# Task details
What number of lines hold the word "object"? State that number and nothing besides.

##### Entries #####

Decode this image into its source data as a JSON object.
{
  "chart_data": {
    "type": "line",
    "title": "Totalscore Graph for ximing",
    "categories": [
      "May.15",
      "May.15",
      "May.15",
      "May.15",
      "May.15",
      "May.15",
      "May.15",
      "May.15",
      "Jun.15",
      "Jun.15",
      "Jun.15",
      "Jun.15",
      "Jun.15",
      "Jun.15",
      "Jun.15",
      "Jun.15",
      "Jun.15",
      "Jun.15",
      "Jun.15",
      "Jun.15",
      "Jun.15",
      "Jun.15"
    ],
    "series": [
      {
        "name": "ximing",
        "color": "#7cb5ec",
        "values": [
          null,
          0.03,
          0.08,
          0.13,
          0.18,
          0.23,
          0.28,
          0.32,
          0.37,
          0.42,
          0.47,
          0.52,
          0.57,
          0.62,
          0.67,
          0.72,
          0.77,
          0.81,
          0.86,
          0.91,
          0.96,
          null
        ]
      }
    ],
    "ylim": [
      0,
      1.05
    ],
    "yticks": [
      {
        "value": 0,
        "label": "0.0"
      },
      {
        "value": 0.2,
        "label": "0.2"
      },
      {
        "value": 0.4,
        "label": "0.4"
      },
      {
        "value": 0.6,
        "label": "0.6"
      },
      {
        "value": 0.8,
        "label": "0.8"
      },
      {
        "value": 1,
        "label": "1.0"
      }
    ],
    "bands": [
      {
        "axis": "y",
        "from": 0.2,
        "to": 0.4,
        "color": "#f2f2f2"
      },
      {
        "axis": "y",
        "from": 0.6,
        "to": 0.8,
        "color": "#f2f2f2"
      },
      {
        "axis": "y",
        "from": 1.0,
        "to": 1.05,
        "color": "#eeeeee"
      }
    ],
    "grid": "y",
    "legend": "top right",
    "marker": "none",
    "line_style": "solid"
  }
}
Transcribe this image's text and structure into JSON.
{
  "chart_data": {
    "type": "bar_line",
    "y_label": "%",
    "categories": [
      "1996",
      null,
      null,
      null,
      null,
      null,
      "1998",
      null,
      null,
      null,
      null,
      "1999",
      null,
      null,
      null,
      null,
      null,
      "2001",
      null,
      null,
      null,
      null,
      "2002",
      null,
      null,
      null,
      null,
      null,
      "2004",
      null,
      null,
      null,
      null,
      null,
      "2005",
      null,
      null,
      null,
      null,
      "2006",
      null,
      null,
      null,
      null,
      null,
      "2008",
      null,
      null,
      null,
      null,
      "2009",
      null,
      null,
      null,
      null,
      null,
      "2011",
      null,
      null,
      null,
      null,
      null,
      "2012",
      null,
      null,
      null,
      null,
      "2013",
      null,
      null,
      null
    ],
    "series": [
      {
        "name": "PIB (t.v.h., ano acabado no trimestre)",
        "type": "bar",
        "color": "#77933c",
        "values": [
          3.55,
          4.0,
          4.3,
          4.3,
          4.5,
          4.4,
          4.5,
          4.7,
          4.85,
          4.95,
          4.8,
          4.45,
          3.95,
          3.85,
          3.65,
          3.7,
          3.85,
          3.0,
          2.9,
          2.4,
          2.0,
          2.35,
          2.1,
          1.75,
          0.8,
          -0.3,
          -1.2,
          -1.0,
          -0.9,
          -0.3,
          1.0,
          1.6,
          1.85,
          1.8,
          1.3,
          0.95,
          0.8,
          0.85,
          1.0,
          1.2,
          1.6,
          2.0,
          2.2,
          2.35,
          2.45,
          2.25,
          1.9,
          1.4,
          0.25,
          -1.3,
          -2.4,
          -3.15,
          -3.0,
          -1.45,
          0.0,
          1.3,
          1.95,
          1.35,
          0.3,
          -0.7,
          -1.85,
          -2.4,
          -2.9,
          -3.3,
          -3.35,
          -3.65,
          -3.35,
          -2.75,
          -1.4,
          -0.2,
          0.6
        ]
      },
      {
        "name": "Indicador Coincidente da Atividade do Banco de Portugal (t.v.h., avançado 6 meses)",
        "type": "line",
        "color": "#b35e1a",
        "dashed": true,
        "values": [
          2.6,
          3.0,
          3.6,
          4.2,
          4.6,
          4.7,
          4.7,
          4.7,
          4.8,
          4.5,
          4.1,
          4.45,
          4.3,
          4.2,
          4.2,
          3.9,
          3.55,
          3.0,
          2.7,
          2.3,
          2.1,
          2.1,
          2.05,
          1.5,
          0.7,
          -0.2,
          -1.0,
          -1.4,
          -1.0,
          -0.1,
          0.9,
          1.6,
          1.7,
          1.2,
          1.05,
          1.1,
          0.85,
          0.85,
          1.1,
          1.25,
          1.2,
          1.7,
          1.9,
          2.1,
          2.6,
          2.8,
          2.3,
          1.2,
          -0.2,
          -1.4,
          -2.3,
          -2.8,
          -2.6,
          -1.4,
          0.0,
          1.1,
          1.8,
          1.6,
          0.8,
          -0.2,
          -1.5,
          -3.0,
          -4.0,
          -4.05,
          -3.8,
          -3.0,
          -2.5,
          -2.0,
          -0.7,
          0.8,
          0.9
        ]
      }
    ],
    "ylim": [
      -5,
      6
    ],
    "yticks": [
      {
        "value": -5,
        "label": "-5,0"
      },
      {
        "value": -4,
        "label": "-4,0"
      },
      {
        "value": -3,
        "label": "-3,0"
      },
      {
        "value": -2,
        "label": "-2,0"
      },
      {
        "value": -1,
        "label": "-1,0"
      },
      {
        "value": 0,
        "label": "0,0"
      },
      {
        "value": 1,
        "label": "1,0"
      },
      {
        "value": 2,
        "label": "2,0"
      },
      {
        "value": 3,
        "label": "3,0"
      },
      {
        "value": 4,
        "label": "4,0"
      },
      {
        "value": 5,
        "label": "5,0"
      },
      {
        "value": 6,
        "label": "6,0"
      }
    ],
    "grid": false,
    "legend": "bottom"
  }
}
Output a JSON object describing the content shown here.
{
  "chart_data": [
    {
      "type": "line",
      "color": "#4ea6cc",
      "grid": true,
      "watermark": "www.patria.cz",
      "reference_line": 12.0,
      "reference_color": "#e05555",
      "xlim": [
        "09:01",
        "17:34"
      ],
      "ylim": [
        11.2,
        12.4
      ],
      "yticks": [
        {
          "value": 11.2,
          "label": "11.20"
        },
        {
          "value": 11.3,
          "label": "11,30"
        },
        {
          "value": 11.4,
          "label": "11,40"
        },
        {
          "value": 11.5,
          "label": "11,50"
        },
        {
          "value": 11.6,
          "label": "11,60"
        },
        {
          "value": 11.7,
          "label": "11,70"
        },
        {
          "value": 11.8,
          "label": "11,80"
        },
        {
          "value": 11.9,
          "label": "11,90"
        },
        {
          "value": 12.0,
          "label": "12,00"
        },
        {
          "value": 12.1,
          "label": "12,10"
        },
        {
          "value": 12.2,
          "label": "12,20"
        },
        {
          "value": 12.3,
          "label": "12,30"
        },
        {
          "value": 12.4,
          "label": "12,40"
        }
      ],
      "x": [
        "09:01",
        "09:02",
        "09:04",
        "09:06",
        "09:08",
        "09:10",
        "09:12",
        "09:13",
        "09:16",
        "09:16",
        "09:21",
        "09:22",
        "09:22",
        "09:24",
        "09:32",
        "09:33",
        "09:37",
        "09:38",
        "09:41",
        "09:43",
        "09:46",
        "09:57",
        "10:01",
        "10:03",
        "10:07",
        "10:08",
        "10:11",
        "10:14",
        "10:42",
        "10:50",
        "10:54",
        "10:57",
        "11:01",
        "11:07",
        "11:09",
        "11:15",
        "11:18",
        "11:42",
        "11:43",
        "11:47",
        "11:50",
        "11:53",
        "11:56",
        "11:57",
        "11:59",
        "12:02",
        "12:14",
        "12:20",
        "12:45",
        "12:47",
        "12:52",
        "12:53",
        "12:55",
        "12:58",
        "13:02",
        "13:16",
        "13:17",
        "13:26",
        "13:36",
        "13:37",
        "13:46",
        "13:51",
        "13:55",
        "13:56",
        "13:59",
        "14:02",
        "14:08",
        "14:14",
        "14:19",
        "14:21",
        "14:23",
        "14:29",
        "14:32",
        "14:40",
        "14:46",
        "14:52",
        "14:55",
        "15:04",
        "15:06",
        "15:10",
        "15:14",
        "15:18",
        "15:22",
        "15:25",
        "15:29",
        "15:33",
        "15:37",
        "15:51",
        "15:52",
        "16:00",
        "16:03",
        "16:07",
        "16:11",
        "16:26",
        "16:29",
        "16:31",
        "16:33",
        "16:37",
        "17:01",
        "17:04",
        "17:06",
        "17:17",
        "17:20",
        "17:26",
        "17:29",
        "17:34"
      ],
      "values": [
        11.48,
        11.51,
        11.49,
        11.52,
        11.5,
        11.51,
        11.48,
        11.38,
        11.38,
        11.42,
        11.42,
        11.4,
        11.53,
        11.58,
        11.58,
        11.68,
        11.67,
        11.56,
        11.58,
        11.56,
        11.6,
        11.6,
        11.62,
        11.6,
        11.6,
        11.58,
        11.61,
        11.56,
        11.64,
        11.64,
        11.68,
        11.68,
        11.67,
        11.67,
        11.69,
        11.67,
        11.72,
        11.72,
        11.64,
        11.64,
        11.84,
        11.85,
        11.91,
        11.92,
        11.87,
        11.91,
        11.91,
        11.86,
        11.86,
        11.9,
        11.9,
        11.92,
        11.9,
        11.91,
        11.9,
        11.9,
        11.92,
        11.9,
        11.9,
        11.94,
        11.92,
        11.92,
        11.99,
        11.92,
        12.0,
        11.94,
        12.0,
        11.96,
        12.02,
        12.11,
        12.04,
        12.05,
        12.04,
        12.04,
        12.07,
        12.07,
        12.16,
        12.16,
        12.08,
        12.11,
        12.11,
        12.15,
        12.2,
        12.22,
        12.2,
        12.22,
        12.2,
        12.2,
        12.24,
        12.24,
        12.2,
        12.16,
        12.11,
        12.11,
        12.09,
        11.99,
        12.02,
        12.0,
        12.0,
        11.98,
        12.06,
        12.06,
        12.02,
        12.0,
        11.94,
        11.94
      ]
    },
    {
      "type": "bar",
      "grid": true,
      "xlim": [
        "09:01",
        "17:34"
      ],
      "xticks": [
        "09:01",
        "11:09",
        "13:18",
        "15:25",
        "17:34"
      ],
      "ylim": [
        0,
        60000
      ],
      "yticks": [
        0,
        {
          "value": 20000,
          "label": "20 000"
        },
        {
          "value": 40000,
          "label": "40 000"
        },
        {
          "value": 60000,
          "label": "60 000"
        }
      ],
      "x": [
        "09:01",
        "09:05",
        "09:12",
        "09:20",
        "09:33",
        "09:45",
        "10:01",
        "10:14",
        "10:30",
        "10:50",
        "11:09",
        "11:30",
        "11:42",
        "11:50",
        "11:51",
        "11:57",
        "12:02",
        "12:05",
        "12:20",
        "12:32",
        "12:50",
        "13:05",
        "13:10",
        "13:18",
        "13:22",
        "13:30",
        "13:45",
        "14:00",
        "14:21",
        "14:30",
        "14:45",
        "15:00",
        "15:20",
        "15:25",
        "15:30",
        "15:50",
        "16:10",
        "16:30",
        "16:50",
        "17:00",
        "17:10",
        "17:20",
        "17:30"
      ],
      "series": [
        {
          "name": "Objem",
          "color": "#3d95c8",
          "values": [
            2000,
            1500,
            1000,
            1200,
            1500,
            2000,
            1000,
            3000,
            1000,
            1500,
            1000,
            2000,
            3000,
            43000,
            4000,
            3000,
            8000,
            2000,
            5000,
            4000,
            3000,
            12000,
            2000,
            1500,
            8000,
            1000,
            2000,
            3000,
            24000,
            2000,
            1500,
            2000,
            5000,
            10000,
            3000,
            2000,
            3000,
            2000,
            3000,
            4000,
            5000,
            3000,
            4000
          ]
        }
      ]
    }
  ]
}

#####

# Exercise output
2